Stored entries
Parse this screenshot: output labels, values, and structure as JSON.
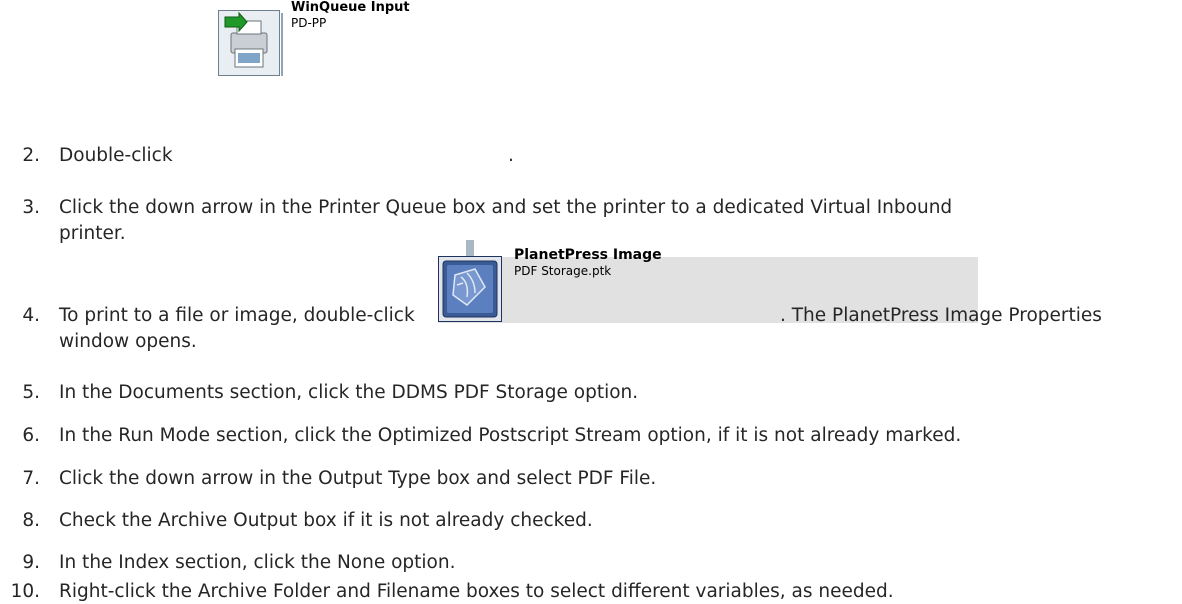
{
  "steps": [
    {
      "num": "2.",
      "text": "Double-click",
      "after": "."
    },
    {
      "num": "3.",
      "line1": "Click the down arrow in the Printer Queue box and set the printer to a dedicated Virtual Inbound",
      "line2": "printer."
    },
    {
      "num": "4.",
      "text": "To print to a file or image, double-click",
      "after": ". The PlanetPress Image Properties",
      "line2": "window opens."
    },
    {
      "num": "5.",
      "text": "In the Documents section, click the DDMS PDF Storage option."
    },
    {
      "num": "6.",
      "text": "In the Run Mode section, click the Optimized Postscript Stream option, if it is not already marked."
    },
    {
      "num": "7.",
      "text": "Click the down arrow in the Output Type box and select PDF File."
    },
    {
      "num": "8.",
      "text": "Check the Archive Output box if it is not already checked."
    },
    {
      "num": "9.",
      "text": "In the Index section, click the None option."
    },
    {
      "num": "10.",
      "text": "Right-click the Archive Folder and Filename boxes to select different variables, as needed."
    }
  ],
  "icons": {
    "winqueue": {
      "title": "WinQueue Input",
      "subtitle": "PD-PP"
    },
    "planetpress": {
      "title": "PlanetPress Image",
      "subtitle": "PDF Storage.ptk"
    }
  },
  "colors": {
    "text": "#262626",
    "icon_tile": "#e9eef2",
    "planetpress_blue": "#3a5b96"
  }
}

*INSTRUCTIONS TO FOLLOW:* Without the pictures, return all the records precisely as they stand.

*FINISHED TASK:*
Parse this screenshot: output labels, values, and structure as JSON.
{
  "steps": [
    {
      "num": "2.",
      "text": "Double-click",
      "after": "."
    },
    {
      "num": "3.",
      "line1": "Click the down arrow in the Printer Queue box and set the printer to a dedicated Virtual Inbound",
      "line2": "printer."
    },
    {
      "num": "4.",
      "text": "To print to a file or image, double-click",
      "after": ". The PlanetPress Image Properties",
      "line2": "window opens."
    },
    {
      "num": "5.",
      "text": "In the Documents section, click the DDMS PDF Storage option."
    },
    {
      "num": "6.",
      "text": "In the Run Mode section, click the Optimized Postscript Stream option, if it is not already marked."
    },
    {
      "num": "7.",
      "text": "Click the down arrow in the Output Type box and select PDF File."
    },
    {
      "num": "8.",
      "text": "Check the Archive Output box if it is not already checked."
    },
    {
      "num": "9.",
      "text": "In the Index section, click the None option."
    },
    {
      "num": "10.",
      "text": "Right-click the Archive Folder and Filename boxes to select different variables, as needed."
    }
  ],
  "icons": {
    "winqueue": {
      "title": "WinQueue Input",
      "subtitle": "PD-PP"
    },
    "planetpress": {
      "title": "PlanetPress Image",
      "subtitle": "PDF Storage.ptk"
    }
  },
  "colors": {
    "text": "#262626",
    "icon_tile": "#e9eef2",
    "planetpress_blue": "#3a5b96"
  }
}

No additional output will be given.